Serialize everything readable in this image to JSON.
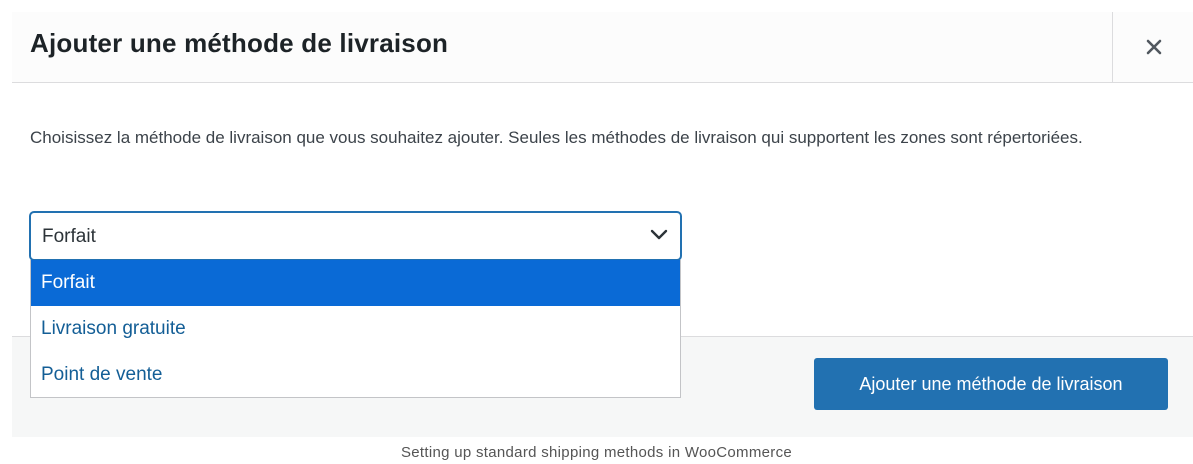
{
  "modal": {
    "title": "Ajouter une méthode de livraison",
    "close_icon": "close-icon",
    "description": "Choisissez la méthode de livraison que vous souhaitez ajouter. Seules les méthodes de livraison qui supportent les zones sont répertoriées.",
    "select": {
      "selected_value": "Forfait",
      "chevron_icon": "chevron-down-icon",
      "options": [
        "Forfait",
        "Livraison gratuite",
        "Point de vente"
      ],
      "highlighted_index": 0
    },
    "submit_label": "Ajouter une méthode de livraison"
  },
  "caption": "Setting up standard shipping methods in WooCommerce",
  "colors": {
    "accent": "#2271b1",
    "highlight": "#0a6ad6",
    "option_text": "#135e96",
    "title_text": "#1d2327",
    "body_text": "#3c434a"
  }
}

- _DO THIS_
Every entry above should be duplicated exactly. Do not include the images.

- _EXERCISE RESULT_
Serialize everything readable in this image to JSON.
{
  "modal": {
    "title": "Ajouter une méthode de livraison",
    "close_icon": "close-icon",
    "description": "Choisissez la méthode de livraison que vous souhaitez ajouter. Seules les méthodes de livraison qui supportent les zones sont répertoriées.",
    "select": {
      "selected_value": "Forfait",
      "chevron_icon": "chevron-down-icon",
      "options": [
        "Forfait",
        "Livraison gratuite",
        "Point de vente"
      ],
      "highlighted_index": 0
    },
    "submit_label": "Ajouter une méthode de livraison"
  },
  "caption": "Setting up standard shipping methods in WooCommerce",
  "colors": {
    "accent": "#2271b1",
    "highlight": "#0a6ad6",
    "option_text": "#135e96",
    "title_text": "#1d2327",
    "body_text": "#3c434a"
  }
}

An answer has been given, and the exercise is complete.